Directions for this task — Quote the records below in full, exactly as given, with the images taken out.

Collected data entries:
■ ■ ■ ■
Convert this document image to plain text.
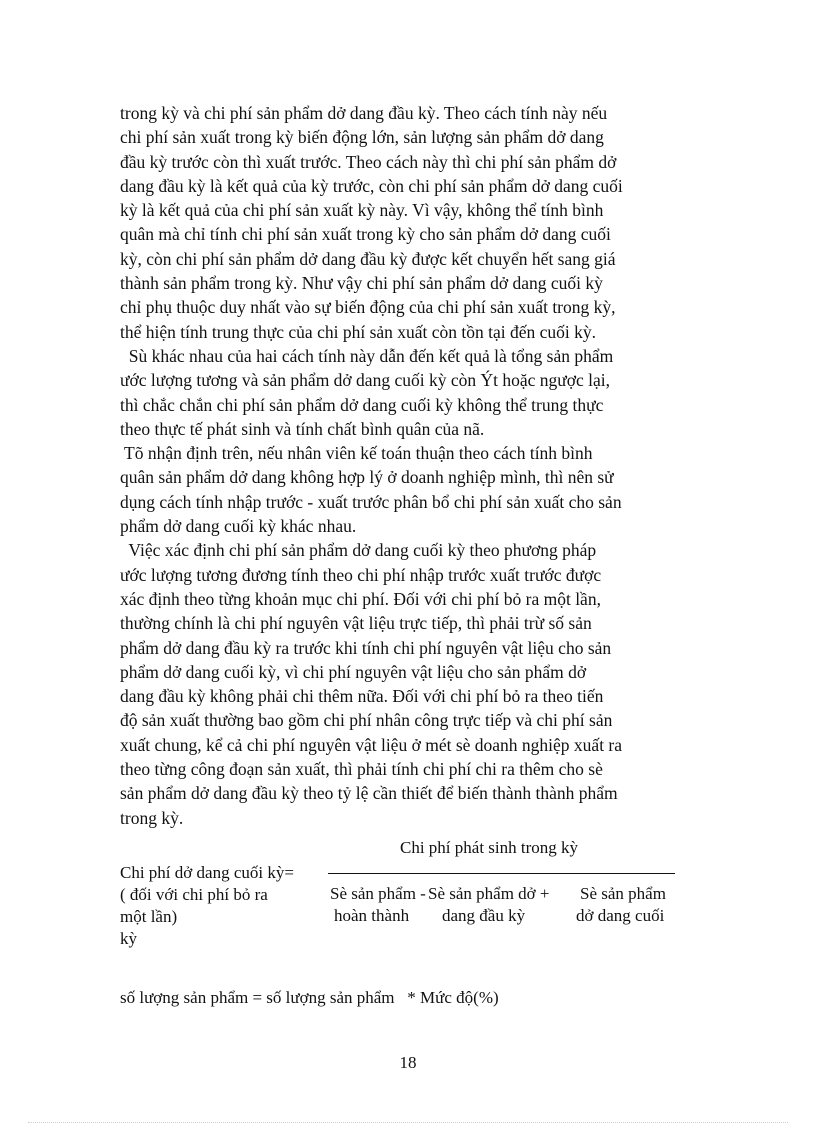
trong kỳ và chi phí sản phẩm dở dang đầu kỳ. Theo cách tính này nếu
chi phí sản xuất trong kỳ biến động lớn, sản lượng sản phẩm dở dang
đầu kỳ trước còn thì xuất trước. Theo cách này thì chi phí sản phẩm dở
dang đầu kỳ là kết quả của kỳ trước, còn chi phí sản phẩm dở dang cuối
kỳ là kết quả của chi phí sản xuất kỳ này. Vì vậy, không thể tính bình
quân mà chỉ tính chi phí sản xuất trong kỳ cho sản phẩm dở dang cuối
kỳ, còn chi phí sản phẩm dở dang đầu kỳ được kết chuyển hết sang giá
thành sản phẩm trong kỳ. Như vậy chi phí sản phẩm dở dang cuối kỳ
chỉ phụ thuộc duy nhất vào sự biến động của chi phí sản xuất trong kỳ,
thể hiện tính trung thực của chi phí sản xuất còn tồn tại đến cuối kỳ.
Sù khác nhau của hai cách tính này dẫn đến kết quả là tổng sản phẩm
ước lượng tương và sản phẩm dở dang cuối kỳ còn Ýt hoặc ngược lại,
thì chắc chắn chi phí sản phẩm dở dang cuối kỳ không thể trung thực
theo thực tế phát sinh và tính chất bình quân của nã.
Tõ nhận định trên, nếu nhân viên kế toán thuận theo cách tính bình
quân sản phẩm dở dang không hợp lý ở doanh nghiệp mình, thì nên sử
dụng cách tính nhập trước - xuất trước phân bổ chi phí sản xuất cho sản
phẩm dở dang cuối kỳ khác nhau.
Việc xác định chi phí sản phẩm dở dang cuối kỳ theo phương pháp
ước lượng tương đương tính theo chi phí nhập trước xuất trước được
xác định theo từng khoản mục chi phí. Đối với chi phí bỏ ra một lần,
thường chính là chi phí nguyên vật liệu trực tiếp, thì phải trừ số sản
phẩm dở dang đầu kỳ ra trước khi tính chi phí nguyên vật liệu cho sản
phẩm dở dang cuối kỳ, vì chi phí nguyên vật liệu cho sản phẩm dở
dang đầu kỳ không phải chi thêm nữa. Đối với chi phí bỏ ra theo tiến
độ sản xuất thường bao gồm chi phí nhân công trực tiếp và chi phí sản
xuất chung, kể cả chi phí nguyên vật liệu ở mét sè doanh nghiệp xuất ra
theo từng công đoạn sản xuất, thì phải tính chi phí chi ra thêm cho sè
sản phẩm dở dang đầu kỳ theo tỷ lệ cần thiết để biến thành thành phẩm
trong kỳ.
Chi phí phát sinh trong kỳ
Chi phí dở dang cuối kỳ=
( đối với chi phí bỏ ra
một lần)
kỳ
Sè sản phẩm -
hoàn thành
Sè sản phẩm dở +
dang đầu kỳ
Sè sản phẩm
dở dang cuối
số lượng sản phẩm = số lượng sản phẩm   * Mức độ(%)
18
■ ■ ■ ■
Result of this task —
Convert this document image to plain text.
trong kỳ và chi phí sản phẩm dở dang đầu kỳ. Theo cách tính này nếu
chi phí sản xuất trong kỳ biến động lớn, sản lượng sản phẩm dở dang
đầu kỳ trước còn thì xuất trước. Theo cách này thì chi phí sản phẩm dở
dang đầu kỳ là kết quả của kỳ trước, còn chi phí sản phẩm dở dang cuối
kỳ là kết quả của chi phí sản xuất kỳ này. Vì vậy, không thể tính bình
quân mà chỉ tính chi phí sản xuất trong kỳ cho sản phẩm dở dang cuối
kỳ, còn chi phí sản phẩm dở dang đầu kỳ được kết chuyển hết sang giá
thành sản phẩm trong kỳ. Như vậy chi phí sản phẩm dở dang cuối kỳ
chỉ phụ thuộc duy nhất vào sự biến động của chi phí sản xuất trong kỳ,
thể hiện tính trung thực của chi phí sản xuất còn tồn tại đến cuối kỳ.
Sù khác nhau của hai cách tính này dẫn đến kết quả là tổng sản phẩm
ước lượng tương và sản phẩm dở dang cuối kỳ còn Ýt hoặc ngược lại,
thì chắc chắn chi phí sản phẩm dở dang cuối kỳ không thể trung thực
theo thực tế phát sinh và tính chất bình quân của nã.
Tõ nhận định trên, nếu nhân viên kế toán thuận theo cách tính bình
quân sản phẩm dở dang không hợp lý ở doanh nghiệp mình, thì nên sử
dụng cách tính nhập trước - xuất trước phân bổ chi phí sản xuất cho sản
phẩm dở dang cuối kỳ khác nhau.
Việc xác định chi phí sản phẩm dở dang cuối kỳ theo phương pháp
ước lượng tương đương tính theo chi phí nhập trước xuất trước được
xác định theo từng khoản mục chi phí. Đối với chi phí bỏ ra một lần,
thường chính là chi phí nguyên vật liệu trực tiếp, thì phải trừ số sản
phẩm dở dang đầu kỳ ra trước khi tính chi phí nguyên vật liệu cho sản
phẩm dở dang cuối kỳ, vì chi phí nguyên vật liệu cho sản phẩm dở
dang đầu kỳ không phải chi thêm nữa. Đối với chi phí bỏ ra theo tiến
độ sản xuất thường bao gồm chi phí nhân công trực tiếp và chi phí sản
xuất chung, kể cả chi phí nguyên vật liệu ở mét sè doanh nghiệp xuất ra
theo từng công đoạn sản xuất, thì phải tính chi phí chi ra thêm cho sè
sản phẩm dở dang đầu kỳ theo tỷ lệ cần thiết để biến thành thành phẩm
trong kỳ.
Chi phí phát sinh trong kỳ
Chi phí dở dang cuối kỳ=
( đối với chi phí bỏ ra
một lần)
kỳ
Sè sản phẩm -
hoàn thành
Sè sản phẩm dở +
dang đầu kỳ
Sè sản phẩm
dở dang cuối
số lượng sản phẩm = số lượng sản phẩm   * Mức độ(%)
18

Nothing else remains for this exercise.